## EXERCISE TASK
Where a line holds the word "this", copy that line.

╔══

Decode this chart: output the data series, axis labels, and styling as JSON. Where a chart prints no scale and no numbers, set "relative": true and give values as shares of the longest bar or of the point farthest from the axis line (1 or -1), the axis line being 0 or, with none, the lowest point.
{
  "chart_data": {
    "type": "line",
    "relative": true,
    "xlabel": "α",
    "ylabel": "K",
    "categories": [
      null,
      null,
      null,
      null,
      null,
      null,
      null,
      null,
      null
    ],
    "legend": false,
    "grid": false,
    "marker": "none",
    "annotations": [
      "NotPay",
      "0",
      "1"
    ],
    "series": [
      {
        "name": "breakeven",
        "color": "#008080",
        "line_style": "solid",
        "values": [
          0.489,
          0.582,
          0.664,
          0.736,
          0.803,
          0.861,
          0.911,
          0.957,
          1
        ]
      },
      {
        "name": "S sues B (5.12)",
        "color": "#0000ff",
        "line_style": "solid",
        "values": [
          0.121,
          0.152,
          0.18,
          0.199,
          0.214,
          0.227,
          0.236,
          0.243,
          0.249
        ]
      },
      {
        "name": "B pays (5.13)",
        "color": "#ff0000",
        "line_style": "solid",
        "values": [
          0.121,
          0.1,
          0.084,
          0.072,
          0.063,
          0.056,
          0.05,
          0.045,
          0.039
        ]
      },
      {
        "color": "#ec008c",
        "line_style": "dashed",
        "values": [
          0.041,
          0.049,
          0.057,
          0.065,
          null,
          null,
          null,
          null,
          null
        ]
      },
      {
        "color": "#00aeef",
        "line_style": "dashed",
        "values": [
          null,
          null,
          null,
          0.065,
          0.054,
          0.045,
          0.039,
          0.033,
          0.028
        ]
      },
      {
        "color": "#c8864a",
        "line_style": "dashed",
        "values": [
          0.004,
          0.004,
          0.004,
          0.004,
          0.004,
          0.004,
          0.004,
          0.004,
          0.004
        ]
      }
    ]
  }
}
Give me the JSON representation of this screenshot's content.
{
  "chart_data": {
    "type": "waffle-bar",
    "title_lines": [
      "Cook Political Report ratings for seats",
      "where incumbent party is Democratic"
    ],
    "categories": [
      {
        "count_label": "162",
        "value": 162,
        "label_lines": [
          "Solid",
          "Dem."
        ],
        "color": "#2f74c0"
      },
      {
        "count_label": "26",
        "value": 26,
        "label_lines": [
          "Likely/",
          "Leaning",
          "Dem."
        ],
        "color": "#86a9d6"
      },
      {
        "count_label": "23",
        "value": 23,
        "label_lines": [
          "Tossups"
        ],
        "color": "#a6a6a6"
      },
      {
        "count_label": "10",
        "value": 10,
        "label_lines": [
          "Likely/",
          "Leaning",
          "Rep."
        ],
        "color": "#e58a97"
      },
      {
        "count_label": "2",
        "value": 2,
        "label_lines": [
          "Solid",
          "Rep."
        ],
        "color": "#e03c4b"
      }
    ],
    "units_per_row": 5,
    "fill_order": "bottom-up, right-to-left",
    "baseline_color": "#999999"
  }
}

╚══

## RESPONSE
Decode this chart: output the data series, axis labels, and styling as JSON. Where a chart prints no scale and no numbers, set "relative": true and give values as shares of the longest bar or of the point farthest from the axis line (1 or -1), the axis line being 0 or, with none, the lowest point.
Give me the JSON representation of this screenshot's content.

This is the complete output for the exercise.